Exercise goal: Will you print the material below without altering a single character?

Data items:
==============================

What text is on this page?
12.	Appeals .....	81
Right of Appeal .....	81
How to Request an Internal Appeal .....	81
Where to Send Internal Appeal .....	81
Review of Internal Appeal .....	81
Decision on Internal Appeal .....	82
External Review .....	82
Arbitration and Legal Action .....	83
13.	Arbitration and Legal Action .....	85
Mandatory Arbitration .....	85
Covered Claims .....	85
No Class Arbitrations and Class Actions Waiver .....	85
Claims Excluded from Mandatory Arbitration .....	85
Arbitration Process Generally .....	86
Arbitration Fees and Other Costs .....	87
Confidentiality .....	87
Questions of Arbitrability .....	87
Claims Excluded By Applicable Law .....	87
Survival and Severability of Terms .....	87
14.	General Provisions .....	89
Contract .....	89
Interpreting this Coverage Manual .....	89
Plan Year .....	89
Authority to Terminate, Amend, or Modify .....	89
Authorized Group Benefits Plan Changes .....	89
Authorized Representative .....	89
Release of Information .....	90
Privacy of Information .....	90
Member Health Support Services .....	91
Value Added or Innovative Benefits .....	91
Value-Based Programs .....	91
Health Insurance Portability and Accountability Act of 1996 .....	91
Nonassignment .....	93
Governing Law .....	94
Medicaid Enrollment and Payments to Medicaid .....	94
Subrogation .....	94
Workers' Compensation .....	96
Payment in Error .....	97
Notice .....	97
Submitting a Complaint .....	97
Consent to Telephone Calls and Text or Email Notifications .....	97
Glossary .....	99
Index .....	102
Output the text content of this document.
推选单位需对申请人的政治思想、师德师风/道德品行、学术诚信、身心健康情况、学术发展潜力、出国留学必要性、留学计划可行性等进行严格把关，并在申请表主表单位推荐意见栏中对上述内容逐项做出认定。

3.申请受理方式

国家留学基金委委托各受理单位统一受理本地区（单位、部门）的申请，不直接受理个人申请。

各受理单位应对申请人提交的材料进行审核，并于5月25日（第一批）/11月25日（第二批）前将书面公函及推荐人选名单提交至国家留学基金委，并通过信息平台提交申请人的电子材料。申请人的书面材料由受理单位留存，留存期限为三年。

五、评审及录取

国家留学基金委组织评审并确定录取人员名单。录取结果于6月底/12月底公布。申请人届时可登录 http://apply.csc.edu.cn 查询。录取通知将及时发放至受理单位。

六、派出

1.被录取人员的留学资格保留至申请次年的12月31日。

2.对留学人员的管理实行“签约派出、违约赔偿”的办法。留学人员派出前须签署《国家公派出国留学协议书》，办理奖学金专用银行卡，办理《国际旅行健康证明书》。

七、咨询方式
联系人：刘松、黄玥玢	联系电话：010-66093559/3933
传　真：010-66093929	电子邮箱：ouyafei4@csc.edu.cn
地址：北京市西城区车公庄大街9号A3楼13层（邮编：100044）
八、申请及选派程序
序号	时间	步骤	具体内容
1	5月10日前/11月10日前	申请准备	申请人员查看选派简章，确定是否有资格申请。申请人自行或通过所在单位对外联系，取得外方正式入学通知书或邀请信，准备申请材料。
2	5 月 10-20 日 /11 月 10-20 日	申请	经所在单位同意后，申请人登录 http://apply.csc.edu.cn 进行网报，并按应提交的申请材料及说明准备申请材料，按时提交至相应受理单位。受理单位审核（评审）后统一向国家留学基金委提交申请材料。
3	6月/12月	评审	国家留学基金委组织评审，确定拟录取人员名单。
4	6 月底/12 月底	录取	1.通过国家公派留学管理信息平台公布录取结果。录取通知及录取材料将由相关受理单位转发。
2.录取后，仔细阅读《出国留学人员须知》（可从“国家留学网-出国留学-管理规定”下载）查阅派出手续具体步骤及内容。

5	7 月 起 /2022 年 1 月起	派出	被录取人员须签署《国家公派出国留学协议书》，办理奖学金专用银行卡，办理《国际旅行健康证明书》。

==============================

The output:
What text is on this page?
12.	Appeals .....	81
Right of Appeal .....	81
How to Request an Internal Appeal .....	81
Where to Send Internal Appeal .....	81
Review of Internal Appeal .....	81
Decision on Internal Appeal .....	82
External Review .....	82
Arbitration and Legal Action .....	83
13.	Arbitration and Legal Action .....	85
Mandatory Arbitration .....	85
Covered Claims .....	85
No Class Arbitrations and Class Actions Waiver .....	85
Claims Excluded from Mandatory Arbitration .....	85
Arbitration Process Generally .....	86
Arbitration Fees and Other Costs .....	87
Confidentiality .....	87
Questions of Arbitrability .....	87
Claims Excluded By Applicable Law .....	87
Survival and Severability of Terms .....	87
14.	General Provisions .....	89
Contract .....	89
Interpreting this Coverage Manual .....	89
Plan Year .....	89
Authority to Terminate, Amend, or Modify .....	89
Authorized Group Benefits Plan Changes .....	89
Authorized Representative .....	89
Release of Information .....	90
Privacy of Information .....	90
Member Health Support Services .....	91
Value Added or Innovative Benefits .....	91
Value-Based Programs .....	91
Health Insurance Portability and Accountability Act of 1996 .....	91
Nonassignment .....	93
Governing Law .....	94
Medicaid Enrollment and Payments to Medicaid .....	94
Subrogation .....	94
Workers' Compensation .....	96
Payment in Error .....	97
Notice .....	97
Submitting a Complaint .....	97
Consent to Telephone Calls and Text or Email Notifications .....	97
Glossary .....	99
Index .....	102
Output the text content of this document.
推选单位需对申请人的政治思想、师德师风/道德品行、学术诚信、身心健康情况、学术发展潜力、出国留学必要性、留学计划可行性等进行严格把关，并在申请表主表单位推荐意见栏中对上述内容逐项做出认定。

3.申请受理方式

国家留学基金委委托各受理单位统一受理本地区（单位、部门）的申请，不直接受理个人申请。

各受理单位应对申请人提交的材料进行审核，并于5月25日（第一批）/11月25日（第二批）前将书面公函及推荐人选名单提交至国家留学基金委，并通过信息平台提交申请人的电子材料。申请人的书面材料由受理单位留存，留存期限为三年。

五、评审及录取

国家留学基金委组织评审并确定录取人员名单。录取结果于6月底/12月底公布。申请人届时可登录 http://apply.csc.edu.cn 查询。录取通知将及时发放至受理单位。

六、派出

1.被录取人员的留学资格保留至申请次年的12月31日。

2.对留学人员的管理实行“签约派出、违约赔偿”的办法。留学人员派出前须签署《国家公派出国留学协议书》，办理奖学金专用银行卡，办理《国际旅行健康证明书》。

七、咨询方式
联系人：刘松、黄玥玢	联系电话：010-66093559/3933
传　真：010-66093929	电子邮箱：ouyafei4@csc.edu.cn
地址：北京市西城区车公庄大街9号A3楼13层（邮编：100044）
八、申请及选派程序
序号	时间	步骤	具体内容
1	5月10日前/11月10日前	申请准备	申请人员查看选派简章，确定是否有资格申请。申请人自行或通过所在单位对外联系，取得外方正式入学通知书或邀请信，准备申请材料。
2	5 月 10-20 日 /11 月 10-20 日	申请	经所在单位同意后，申请人登录 http://apply.csc.edu.cn 进行网报，并按应提交的申请材料及说明准备申请材料，按时提交至相应受理单位。受理单位审核（评审）后统一向国家留学基金委提交申请材料。
3	6月/12月	评审	国家留学基金委组织评审，确定拟录取人员名单。
4	6 月底/12 月底	录取	1.通过国家公派留学管理信息平台公布录取结果。录取通知及录取材料将由相关受理单位转发。
2.录取后，仔细阅读《出国留学人员须知》（可从“国家留学网-出国留学-管理规定”下载）查阅派出手续具体步骤及内容。

5	7 月 起 /2022 年 1 月起	派出	被录取人员须签署《国家公派出国留学协议书》，办理奖学金专用银行卡，办理《国际旅行健康证明书》。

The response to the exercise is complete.